--- BEGIN Supplied information ---
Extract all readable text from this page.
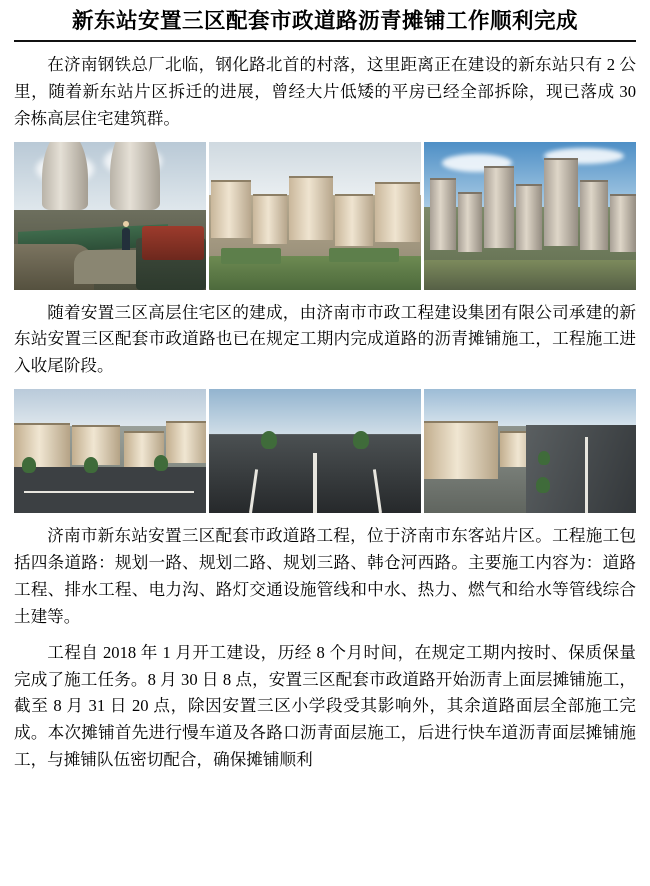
新东站安置三区配套市政道路沥青摊铺工作顺利完成

在济南钢铁总厂北临，钢化路北首的村落，这里距离正在建设的新东站只有 2 公里，随着新东站片区拆迁的进展，曾经大片低矮的平房已经全部拆除，现已落成 30 余栋高层住宅建筑群。

随着安置三区高层住宅区的建成，由济南市市政工程建设集团有限公司承建的新东站安置三区配套市政道路也已在规定工期内完成道路的沥青摊铺施工，工程施工进入收尾阶段。

济南市新东站安置三区配套市政道路工程，位于济南市东客站片区。工程施工包括四条道路：规划一路、规划二路、规划三路、韩仓河西路。主要施工内容为：道路工程、排水工程、电力沟、路灯交通设施管线和中水、热力、燃气和给水等管线综合土建等。

工程自 2018 年 1 月开工建设，历经 8 个月时间，在规定工期内按时、保质保量完成了施工任务。8 月 30 日 8 点，安置三区配套市政道路开始沥青上面层摊铺施工，截至 8 月 31 日 20 点，除因安置三区小学段受其影响外，其余道路面层全部施工完成。本次摊铺首先进行慢车道及各路口沥青面层施工，后进行快车道沥青面层摊铺施工，与摊铺队伍密切配合，确保摊铺顺利
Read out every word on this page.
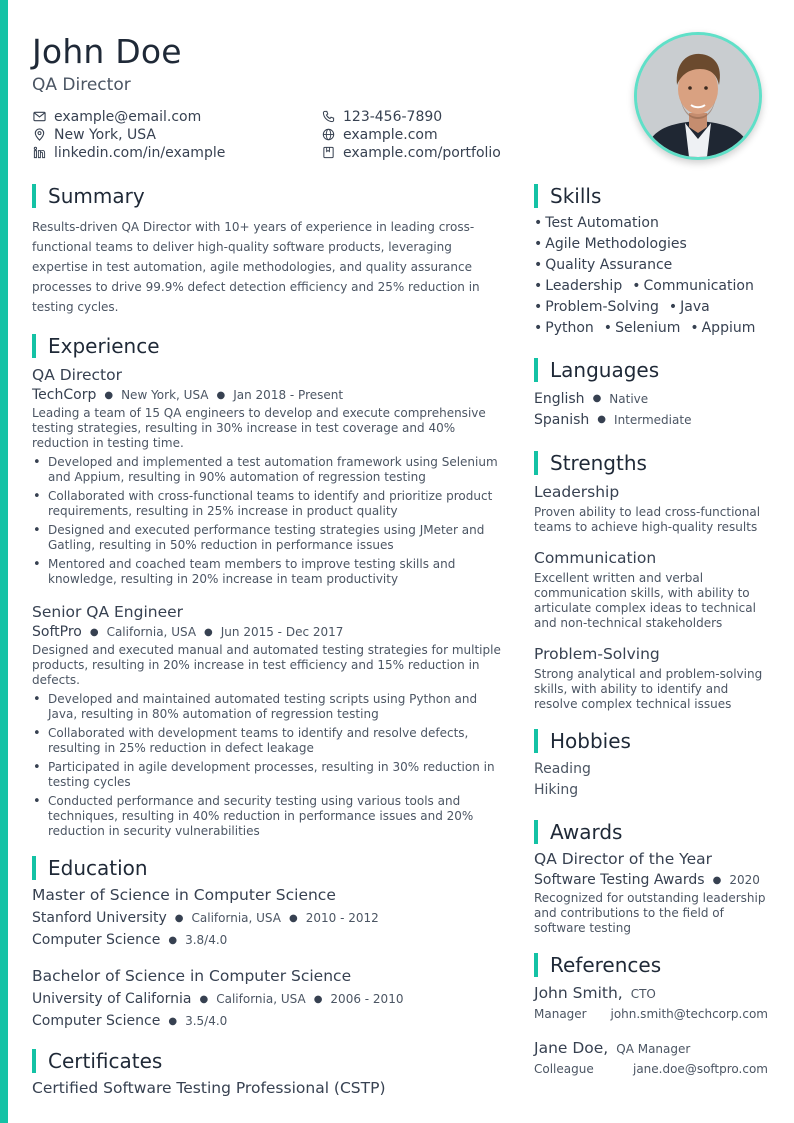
John Doe
QA Director
example@email.com	123-456-7890
New York, USA	example.com
linkedin.com/in/example	example.com/portfolio
Summary

Results-driven QA Director with 10+ years of experience in leading cross-functional teams to deliver high-quality software products, leveraging expertise in test automation, agile methodologies, and quality assurance processes to drive 99.9% defect detection efficiency and 25% reduction in testing cycles.

Experience
QA Director
TechCorp ● New York, USA ● Jan 2018 - Present

Leading a team of 15 QA engineers to develop and execute comprehensive testing strategies, resulting in 30% increase in test coverage and 40% reduction in testing time.

• Developed and implemented a test automation framework using Selenium and Appium, resulting in 90% automation of regression testing
• Collaborated with cross-functional teams to identify and prioritize product requirements, resulting in 25% increase in product quality
• Designed and executed performance testing strategies using JMeter and Gatling, resulting in 50% reduction in performance issues
• Mentored and coached team members to improve testing skills and knowledge, resulting in 20% increase in team productivity
Senior QA Engineer
SoftPro ● California, USA ● Jun 2015 - Dec 2017

Designed and executed manual and automated testing strategies for multiple products, resulting in 20% increase in test efficiency and 15% reduction in defects.

• Developed and maintained automated testing scripts using Python and Java, resulting in 80% automation of regression testing
• Collaborated with development teams to identify and resolve defects, resulting in 25% reduction in defect leakage
• Participated in agile development processes, resulting in 30% reduction in testing cycles
• Conducted performance and security testing using various tools and techniques, resulting in 40% reduction in performance issues and 20% reduction in security vulnerabilities
Education
Master of Science in Computer Science
Stanford University ● California, USA ● 2010 - 2012
Computer Science ● 3.8/4.0
Bachelor of Science in Computer Science
University of California ● California, USA ● 2006 - 2010
Computer Science ● 3.5/4.0
Certificates
Certified Software Testing Professional (CSTP)
Skills
• Test Automation
• Agile Methodologies
• Quality Assurance
• Leadership • Communication
• Problem-Solving • Java
• Python • Selenium • Appium
Languages
English ● Native
Spanish ● Intermediate
Strengths
Leadership

Proven ability to lead cross-functional teams to achieve high-quality results

Communication

Excellent written and verbal communication skills, with ability to articulate complex ideas to technical and non-technical stakeholders

Problem-Solving

Strong analytical and problem-solving skills, with ability to identify and resolve complex technical issues

Hobbies
Reading
Hiking
Awards
QA Director of the Year
Software Testing Awards ● 2020

Recognized for outstanding leadership and contributions to the field of software testing

References
John Smith, CTO
Manager john.smith@techcorp.com
Jane Doe, QA Manager
Colleague	jane.doe@softpro.com
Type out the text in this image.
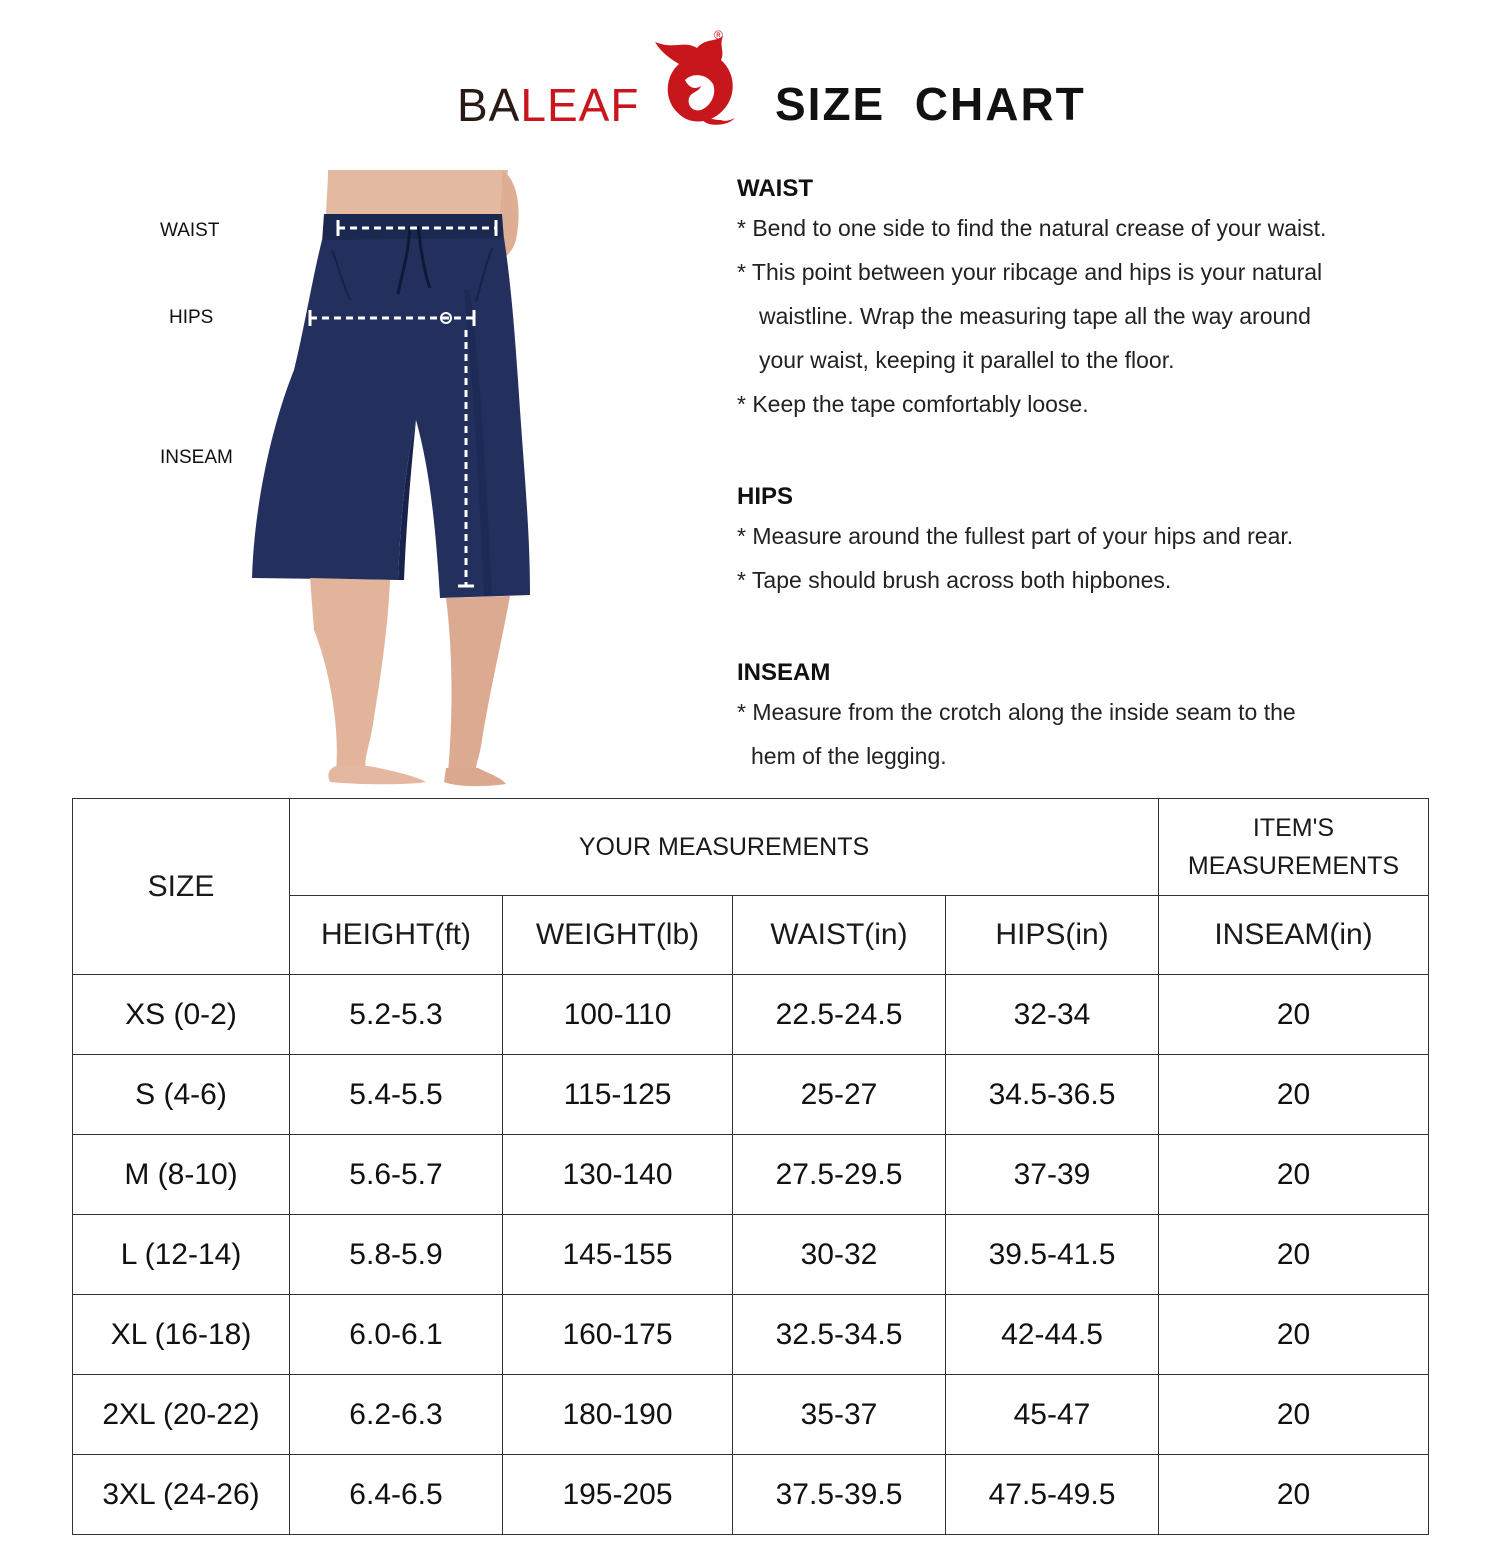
BALEAF
®
SIZE  CHART
WAIST
HIPS
INSEAM
WAIST

* Bend to one side to find the natural crease of your waist.

* This point between your ribcage and hips is your natural

waistline. Wrap the measuring tape all the way around

your waist, keeping it parallel to the floor.

* Keep the tape comfortably loose.

HIPS

* Measure around the fullest part of your hips and rear.

* Tape should brush across both hipbones.

INSEAM

* Measure from the crotch along the inside seam to the

hem of the legging.

SIZE	YOUR MEASUREMENTS				ITEM'S
MEASUREMENTS
	HEIGHT(ft)	WEIGHT(lb)	WAIST(in)	HIPS(in)	INSEAM(in)
XS (0-2)	5.2-5.3	100-110	22.5-24.5	32-34	20
S (4-6)	5.4-5.5	115-125	25-27	34.5-36.5	20
M (8-10)	5.6-5.7	130-140	27.5-29.5	37-39	20
L (12-14)	5.8-5.9	145-155	30-32	39.5-41.5	20
XL (16-18)	6.0-6.1	160-175	32.5-34.5	42-44.5	20
2XL (20-22)	6.2-6.3	180-190	35-37	45-47	20
3XL (24-26)	6.4-6.5	195-205	37.5-39.5	47.5-49.5	20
--- END Supplied information ---
▸ **Aim**
Go through the data above and find the lines with the word "page". Copy each of those lines.

▸ **The response**
Extract all readable text from this page.
Read out every word on this page.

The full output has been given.